*** Records ***

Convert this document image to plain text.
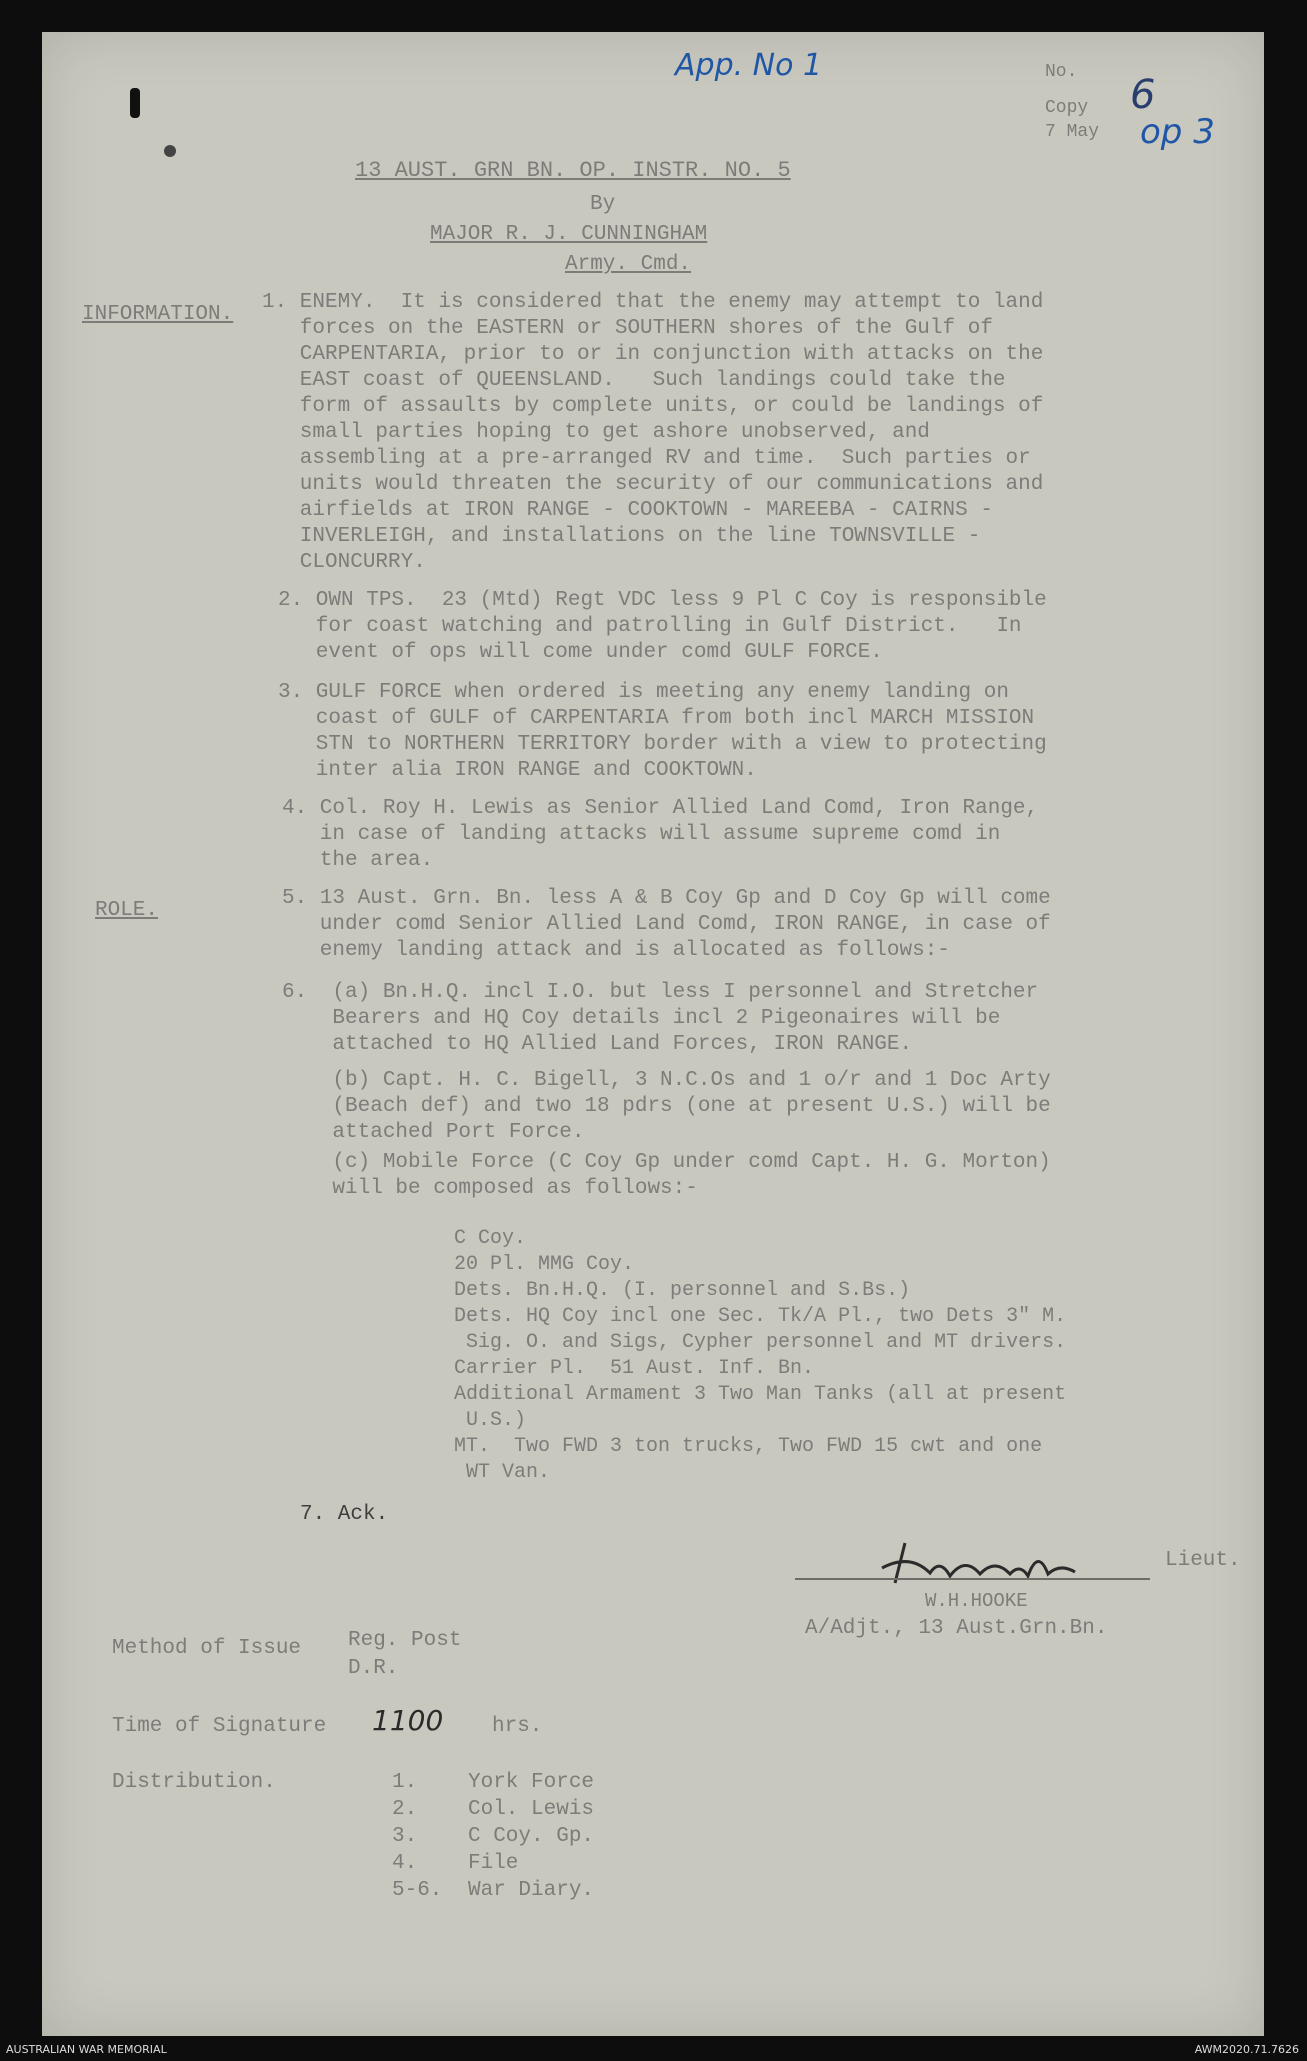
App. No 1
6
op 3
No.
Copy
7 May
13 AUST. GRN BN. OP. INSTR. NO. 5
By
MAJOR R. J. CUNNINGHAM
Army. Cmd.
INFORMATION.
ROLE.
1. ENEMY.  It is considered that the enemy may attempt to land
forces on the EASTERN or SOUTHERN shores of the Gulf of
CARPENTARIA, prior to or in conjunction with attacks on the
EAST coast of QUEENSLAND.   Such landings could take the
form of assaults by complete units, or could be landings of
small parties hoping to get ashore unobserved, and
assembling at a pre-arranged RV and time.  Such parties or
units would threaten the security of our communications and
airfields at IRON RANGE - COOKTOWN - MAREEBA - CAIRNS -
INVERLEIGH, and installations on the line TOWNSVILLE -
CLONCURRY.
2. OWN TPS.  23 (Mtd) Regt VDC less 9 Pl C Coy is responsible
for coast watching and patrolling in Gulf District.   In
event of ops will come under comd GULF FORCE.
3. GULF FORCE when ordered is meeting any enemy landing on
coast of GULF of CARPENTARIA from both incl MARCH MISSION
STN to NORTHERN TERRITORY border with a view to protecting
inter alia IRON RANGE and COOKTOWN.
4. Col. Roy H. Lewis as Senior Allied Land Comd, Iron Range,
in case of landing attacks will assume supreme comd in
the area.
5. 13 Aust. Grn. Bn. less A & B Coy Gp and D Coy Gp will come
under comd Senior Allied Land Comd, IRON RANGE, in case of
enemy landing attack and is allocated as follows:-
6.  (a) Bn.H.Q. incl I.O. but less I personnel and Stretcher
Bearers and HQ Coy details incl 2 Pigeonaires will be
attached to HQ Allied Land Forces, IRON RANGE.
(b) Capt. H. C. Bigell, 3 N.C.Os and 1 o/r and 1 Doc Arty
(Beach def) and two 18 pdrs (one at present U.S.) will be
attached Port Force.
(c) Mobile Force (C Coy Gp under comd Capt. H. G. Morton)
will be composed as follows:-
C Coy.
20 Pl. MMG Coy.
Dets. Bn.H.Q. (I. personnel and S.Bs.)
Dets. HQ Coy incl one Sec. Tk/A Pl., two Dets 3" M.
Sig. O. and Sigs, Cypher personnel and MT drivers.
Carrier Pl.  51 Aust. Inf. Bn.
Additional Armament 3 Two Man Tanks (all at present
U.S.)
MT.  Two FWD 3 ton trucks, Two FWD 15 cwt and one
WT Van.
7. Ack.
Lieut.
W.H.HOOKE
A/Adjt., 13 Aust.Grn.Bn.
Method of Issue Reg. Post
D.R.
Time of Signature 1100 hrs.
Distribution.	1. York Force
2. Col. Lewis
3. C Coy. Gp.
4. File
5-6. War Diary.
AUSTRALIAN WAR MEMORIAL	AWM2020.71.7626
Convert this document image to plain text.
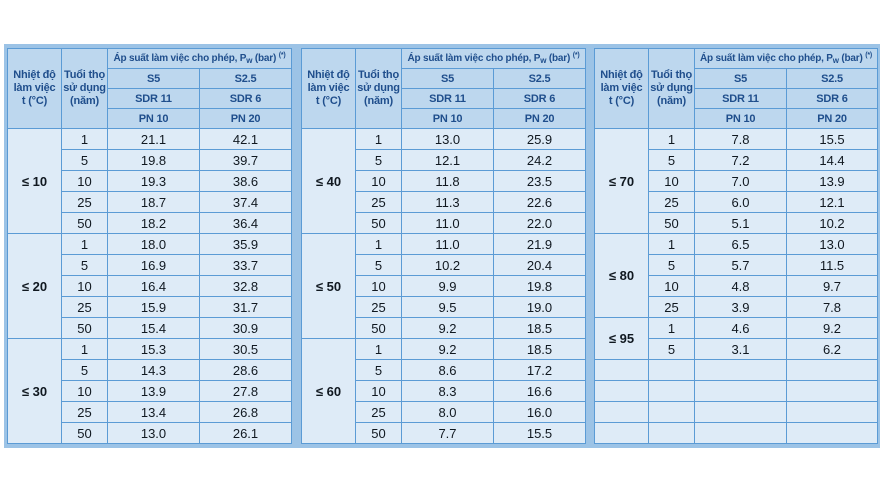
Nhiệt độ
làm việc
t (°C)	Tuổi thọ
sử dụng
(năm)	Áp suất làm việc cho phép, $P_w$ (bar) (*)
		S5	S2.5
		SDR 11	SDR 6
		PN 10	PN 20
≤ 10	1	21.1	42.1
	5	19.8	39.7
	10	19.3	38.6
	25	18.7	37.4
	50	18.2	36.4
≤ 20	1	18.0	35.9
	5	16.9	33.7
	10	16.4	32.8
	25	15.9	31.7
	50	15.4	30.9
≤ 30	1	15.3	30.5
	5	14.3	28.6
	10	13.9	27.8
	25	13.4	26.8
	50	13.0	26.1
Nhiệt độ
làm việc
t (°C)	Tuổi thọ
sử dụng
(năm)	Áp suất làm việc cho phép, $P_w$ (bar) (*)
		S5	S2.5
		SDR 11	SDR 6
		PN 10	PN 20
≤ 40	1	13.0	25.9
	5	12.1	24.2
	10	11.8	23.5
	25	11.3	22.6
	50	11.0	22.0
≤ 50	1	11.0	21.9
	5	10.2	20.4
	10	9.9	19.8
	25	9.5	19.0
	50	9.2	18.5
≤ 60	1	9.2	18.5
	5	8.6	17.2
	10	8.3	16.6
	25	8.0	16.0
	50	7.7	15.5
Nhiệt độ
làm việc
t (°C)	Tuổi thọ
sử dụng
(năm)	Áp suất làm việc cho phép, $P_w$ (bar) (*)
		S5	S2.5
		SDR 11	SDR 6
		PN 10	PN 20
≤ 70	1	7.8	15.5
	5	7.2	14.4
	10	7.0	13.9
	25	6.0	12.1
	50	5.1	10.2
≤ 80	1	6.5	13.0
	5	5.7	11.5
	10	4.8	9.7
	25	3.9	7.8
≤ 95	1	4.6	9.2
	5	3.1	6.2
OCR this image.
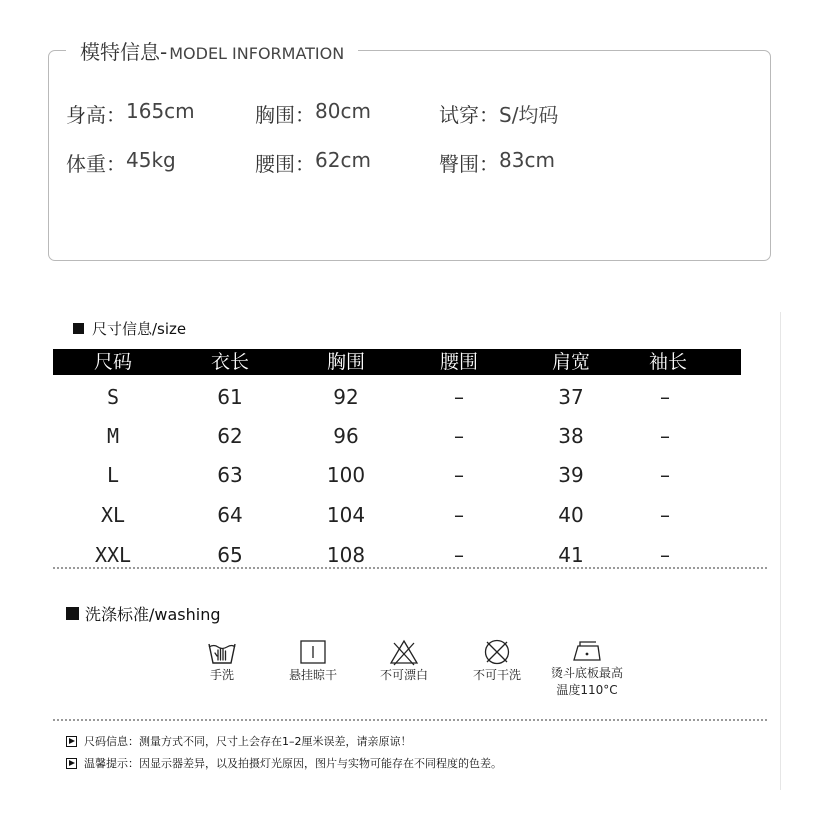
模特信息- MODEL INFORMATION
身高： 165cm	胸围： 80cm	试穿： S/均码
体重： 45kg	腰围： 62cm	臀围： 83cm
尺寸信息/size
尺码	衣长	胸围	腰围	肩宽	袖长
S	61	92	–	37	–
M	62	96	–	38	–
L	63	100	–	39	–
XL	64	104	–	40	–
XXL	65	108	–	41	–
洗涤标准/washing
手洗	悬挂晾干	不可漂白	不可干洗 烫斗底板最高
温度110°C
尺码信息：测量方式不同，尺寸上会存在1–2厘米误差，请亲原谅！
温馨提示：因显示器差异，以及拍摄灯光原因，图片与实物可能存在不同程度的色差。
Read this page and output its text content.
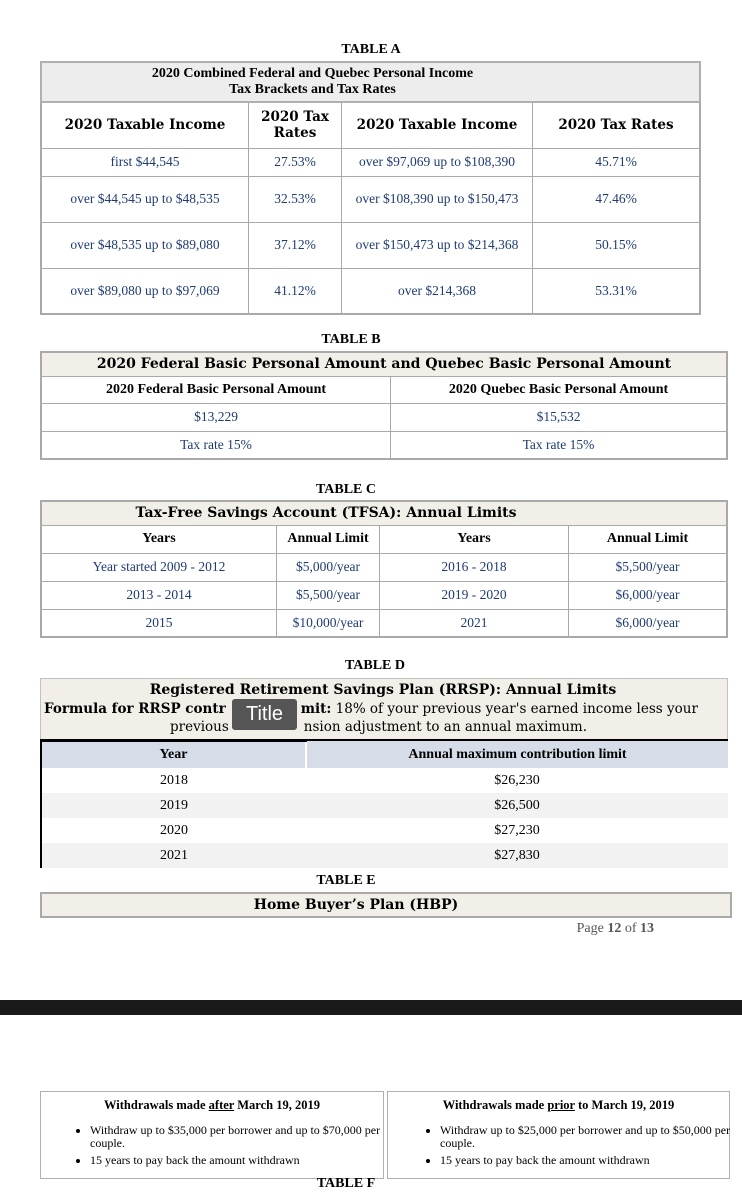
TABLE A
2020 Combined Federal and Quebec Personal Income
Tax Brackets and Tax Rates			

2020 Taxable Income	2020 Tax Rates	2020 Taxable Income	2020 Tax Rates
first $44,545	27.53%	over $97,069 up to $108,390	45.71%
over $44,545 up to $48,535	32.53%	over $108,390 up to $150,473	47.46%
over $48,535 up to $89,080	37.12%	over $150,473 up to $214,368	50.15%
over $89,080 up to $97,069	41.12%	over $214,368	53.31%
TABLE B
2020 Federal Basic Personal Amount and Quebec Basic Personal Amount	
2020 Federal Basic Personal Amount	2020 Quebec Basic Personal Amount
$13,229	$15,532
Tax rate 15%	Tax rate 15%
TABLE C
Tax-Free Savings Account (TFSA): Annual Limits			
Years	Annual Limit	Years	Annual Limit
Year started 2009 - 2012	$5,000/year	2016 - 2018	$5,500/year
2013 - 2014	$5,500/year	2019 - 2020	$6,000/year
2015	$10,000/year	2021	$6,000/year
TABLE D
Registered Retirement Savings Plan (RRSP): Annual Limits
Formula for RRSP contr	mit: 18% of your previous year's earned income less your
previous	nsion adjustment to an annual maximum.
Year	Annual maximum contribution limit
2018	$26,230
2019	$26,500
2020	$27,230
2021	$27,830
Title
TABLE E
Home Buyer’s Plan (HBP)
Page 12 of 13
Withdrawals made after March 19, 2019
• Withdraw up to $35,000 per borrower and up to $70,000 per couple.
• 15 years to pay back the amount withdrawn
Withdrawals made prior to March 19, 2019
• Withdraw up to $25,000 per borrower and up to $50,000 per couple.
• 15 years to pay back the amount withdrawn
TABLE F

***

To do » Go through the material above and count the lines that contain "less"; answer with the number alone.

Task answer » 4